**** DATA FOR PROCESSING
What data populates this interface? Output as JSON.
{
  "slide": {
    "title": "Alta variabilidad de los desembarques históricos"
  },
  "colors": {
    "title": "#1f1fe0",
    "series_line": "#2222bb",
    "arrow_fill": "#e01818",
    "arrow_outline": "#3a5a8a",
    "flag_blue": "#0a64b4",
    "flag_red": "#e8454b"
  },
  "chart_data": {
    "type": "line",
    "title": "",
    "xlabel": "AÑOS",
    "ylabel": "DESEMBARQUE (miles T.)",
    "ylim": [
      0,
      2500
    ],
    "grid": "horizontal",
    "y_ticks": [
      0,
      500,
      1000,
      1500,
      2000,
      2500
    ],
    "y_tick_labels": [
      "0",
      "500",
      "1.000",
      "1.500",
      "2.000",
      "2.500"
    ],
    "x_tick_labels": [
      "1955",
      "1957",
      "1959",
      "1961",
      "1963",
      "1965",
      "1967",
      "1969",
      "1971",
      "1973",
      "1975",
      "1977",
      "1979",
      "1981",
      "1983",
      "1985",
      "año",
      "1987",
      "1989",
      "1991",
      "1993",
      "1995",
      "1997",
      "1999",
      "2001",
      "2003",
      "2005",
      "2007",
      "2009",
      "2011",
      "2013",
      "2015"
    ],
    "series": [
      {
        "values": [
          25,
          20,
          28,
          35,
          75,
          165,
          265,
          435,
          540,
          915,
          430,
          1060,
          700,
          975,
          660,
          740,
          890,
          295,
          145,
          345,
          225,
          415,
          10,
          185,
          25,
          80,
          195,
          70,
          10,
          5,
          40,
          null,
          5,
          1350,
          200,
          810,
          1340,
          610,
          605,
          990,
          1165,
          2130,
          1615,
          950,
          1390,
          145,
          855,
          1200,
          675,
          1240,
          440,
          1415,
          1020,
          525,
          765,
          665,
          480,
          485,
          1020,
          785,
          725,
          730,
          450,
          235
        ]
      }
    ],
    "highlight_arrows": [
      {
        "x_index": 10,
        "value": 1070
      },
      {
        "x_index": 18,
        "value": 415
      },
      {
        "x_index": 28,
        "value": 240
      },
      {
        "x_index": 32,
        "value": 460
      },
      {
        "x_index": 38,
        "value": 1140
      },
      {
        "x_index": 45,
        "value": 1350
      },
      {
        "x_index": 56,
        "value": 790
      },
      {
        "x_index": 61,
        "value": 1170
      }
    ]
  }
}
********
--- TASK INSTRUCTIONS ---
Copy each record from above without leaving any out.

--- EXPECTED ANSWER ---
What data populates this interface? Output as JSON.
{
  "slide": {
    "title": "Alta variabilidad de los desembarques históricos"
  },
  "colors": {
    "title": "#1f1fe0",
    "series_line": "#2222bb",
    "arrow_fill": "#e01818",
    "arrow_outline": "#3a5a8a",
    "flag_blue": "#0a64b4",
    "flag_red": "#e8454b"
  },
  "chart_data": {
    "type": "line",
    "title": "",
    "xlabel": "AÑOS",
    "ylabel": "DESEMBARQUE (miles T.)",
    "ylim": [
      0,
      2500
    ],
    "grid": "horizontal",
    "y_ticks": [
      0,
      500,
      1000,
      1500,
      2000,
      2500
    ],
    "y_tick_labels": [
      "0",
      "500",
      "1.000",
      "1.500",
      "2.000",
      "2.500"
    ],
    "x_tick_labels": [
      "1955",
      "1957",
      "1959",
      "1961",
      "1963",
      "1965",
      "1967",
      "1969",
      "1971",
      "1973",
      "1975",
      "1977",
      "1979",
      "1981",
      "1983",
      "1985",
      "año",
      "1987",
      "1989",
      "1991",
      "1993",
      "1995",
      "1997",
      "1999",
      "2001",
      "2003",
      "2005",
      "2007",
      "2009",
      "2011",
      "2013",
      "2015"
    ],
    "series": [
      {
        "values": [
          25,
          20,
          28,
          35,
          75,
          165,
          265,
          435,
          540,
          915,
          430,
          1060,
          700,
          975,
          660,
          740,
          890,
          295,
          145,
          345,
          225,
          415,
          10,
          185,
          25,
          80,
          195,
          70,
          10,
          5,
          40,
          null,
          5,
          1350,
          200,
          810,
          1340,
          610,
          605,
          990,
          1165,
          2130,
          1615,
          950,
          1390,
          145,
          855,
          1200,
          675,
          1240,
          440,
          1415,
          1020,
          525,
          765,
          665,
          480,
          485,
          1020,
          785,
          725,
          730,
          450,
          235
        ]
      }
    ],
    "highlight_arrows": [
      {
        "x_index": 10,
        "value": 1070
      },
      {
        "x_index": 18,
        "value": 415
      },
      {
        "x_index": 28,
        "value": 240
      },
      {
        "x_index": 32,
        "value": 460
      },
      {
        "x_index": 38,
        "value": 1140
      },
      {
        "x_index": 45,
        "value": 1350
      },
      {
        "x_index": 56,
        "value": 790
      },
      {
        "x_index": 61,
        "value": 1170
      }
    ]
  }
}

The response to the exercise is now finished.